- [WHAT IS ASKED]
a) In the review on religious belief, list every field of public life whose prominent people, according to the text, generally stay away from the subject.
b) Condense the paragraph of the review on religious belief that begins "No one wants to mess with religious belief" into a short bulleted list that keeps its main points.
c) Extend the review on religious belief with a further paragraph that follows on from its final sentence.

Transworld, hardback, £20
According to the Christian version of things it all started with Adam
and Eve. One of the best known biblical stories, its message seems to
be that unquestioning obedience is the way to God's heart. Questioning
and lust for knowledge can only lead to ruin. How anyone could fail to
find this more than a little bit sinister is beyond me, and Richard Dawkins
No one wants to mess with religious belief. It demands the highest order
of respect, hiding behind the convenient explanation that belief is 'sacred'.
What does that really mean? It means that you can't interfere with it.
So religious belief, by definition, cannot be questioned. Convenient.
This illogical loop is backed up solely by the threat of God's displeasure.
If you don't believe in God you still have to contend with his followers,
so it's no surprise that people in prominent positions in the media, politics
or science generally prefer to stay away from the whole subject. No one
wants death threats and smashed windows.

- [EXCERPTED RECORDS]
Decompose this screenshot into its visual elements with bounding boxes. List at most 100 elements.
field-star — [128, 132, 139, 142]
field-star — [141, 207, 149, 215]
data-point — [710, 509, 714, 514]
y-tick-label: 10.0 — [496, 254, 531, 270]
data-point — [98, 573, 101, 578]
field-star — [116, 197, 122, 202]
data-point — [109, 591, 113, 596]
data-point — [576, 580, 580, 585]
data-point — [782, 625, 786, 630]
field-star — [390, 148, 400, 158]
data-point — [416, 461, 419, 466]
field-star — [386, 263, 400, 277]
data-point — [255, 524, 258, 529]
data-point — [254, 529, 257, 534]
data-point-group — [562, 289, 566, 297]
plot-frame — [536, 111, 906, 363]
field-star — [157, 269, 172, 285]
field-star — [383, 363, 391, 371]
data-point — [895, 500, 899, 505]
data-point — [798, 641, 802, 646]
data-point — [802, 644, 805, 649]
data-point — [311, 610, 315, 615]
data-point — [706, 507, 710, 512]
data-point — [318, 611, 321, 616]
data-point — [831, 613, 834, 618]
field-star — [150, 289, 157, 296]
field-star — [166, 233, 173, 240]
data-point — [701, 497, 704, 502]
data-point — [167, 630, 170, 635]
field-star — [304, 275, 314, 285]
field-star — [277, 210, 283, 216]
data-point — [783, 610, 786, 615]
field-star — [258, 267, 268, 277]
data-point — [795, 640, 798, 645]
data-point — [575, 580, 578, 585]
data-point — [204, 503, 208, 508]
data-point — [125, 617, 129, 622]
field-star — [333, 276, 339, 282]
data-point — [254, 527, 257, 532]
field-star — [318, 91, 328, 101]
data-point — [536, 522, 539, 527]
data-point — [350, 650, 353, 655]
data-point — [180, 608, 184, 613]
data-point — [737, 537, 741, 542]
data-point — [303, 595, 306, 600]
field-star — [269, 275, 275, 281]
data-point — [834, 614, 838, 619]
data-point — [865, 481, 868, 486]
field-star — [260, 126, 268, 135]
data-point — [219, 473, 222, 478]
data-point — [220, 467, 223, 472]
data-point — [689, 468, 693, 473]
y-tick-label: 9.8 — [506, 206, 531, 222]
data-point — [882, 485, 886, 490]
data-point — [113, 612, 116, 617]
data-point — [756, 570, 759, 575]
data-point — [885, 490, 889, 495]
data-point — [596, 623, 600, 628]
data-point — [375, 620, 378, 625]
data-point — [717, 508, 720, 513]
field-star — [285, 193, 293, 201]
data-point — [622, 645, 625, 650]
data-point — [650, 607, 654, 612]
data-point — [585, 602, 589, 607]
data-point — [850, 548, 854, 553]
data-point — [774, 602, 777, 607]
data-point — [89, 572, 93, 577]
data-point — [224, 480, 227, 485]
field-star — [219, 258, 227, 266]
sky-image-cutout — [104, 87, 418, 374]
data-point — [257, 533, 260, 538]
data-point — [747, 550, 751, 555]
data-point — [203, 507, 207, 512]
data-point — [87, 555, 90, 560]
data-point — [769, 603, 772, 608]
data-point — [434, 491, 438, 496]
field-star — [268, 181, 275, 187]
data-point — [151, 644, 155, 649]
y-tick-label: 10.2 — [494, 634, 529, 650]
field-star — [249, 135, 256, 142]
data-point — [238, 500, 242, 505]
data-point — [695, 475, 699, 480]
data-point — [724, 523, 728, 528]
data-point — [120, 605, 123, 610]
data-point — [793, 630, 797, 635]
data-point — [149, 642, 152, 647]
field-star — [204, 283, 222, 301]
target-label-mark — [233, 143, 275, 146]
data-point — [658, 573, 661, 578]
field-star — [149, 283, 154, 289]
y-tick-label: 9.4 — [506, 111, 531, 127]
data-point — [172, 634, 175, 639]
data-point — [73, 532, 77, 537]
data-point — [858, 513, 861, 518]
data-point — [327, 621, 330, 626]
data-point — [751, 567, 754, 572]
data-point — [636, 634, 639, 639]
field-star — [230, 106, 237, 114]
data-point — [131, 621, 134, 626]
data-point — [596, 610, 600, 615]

- [EXPECTED ANSWERS]
a)
- media
- politics
- science

b)
- Religious belief demands the highest respect because it is called "sacred."
- In practice, "sacred" means the belief cannot be interfered with or questioned.
- Only the threat of God's displeasure supports this illogical loop.
- Nonbelievers still face God's followers.
- As a result, prominent people in the media, politics, or science usually avoid the subject, since no one wants death threats or smashed windows.

c)
Luckily some people, Dawkins included, refuse to be intimidated. They
still can't win, it seems. Apparently some things about religion don't
even have to make sense. It's all about gnostic mysteries like the Trinity,
or transubstantiation, or reincarnation or the nature of God himself –
a being who knows everything and can do everything, but isn't sure if
he can do the impossible, and still finds time to be deeply offended if
you don't visit him once a week. When you put it in terms of faith, incomprehensibility
is transformed into a badge of honour.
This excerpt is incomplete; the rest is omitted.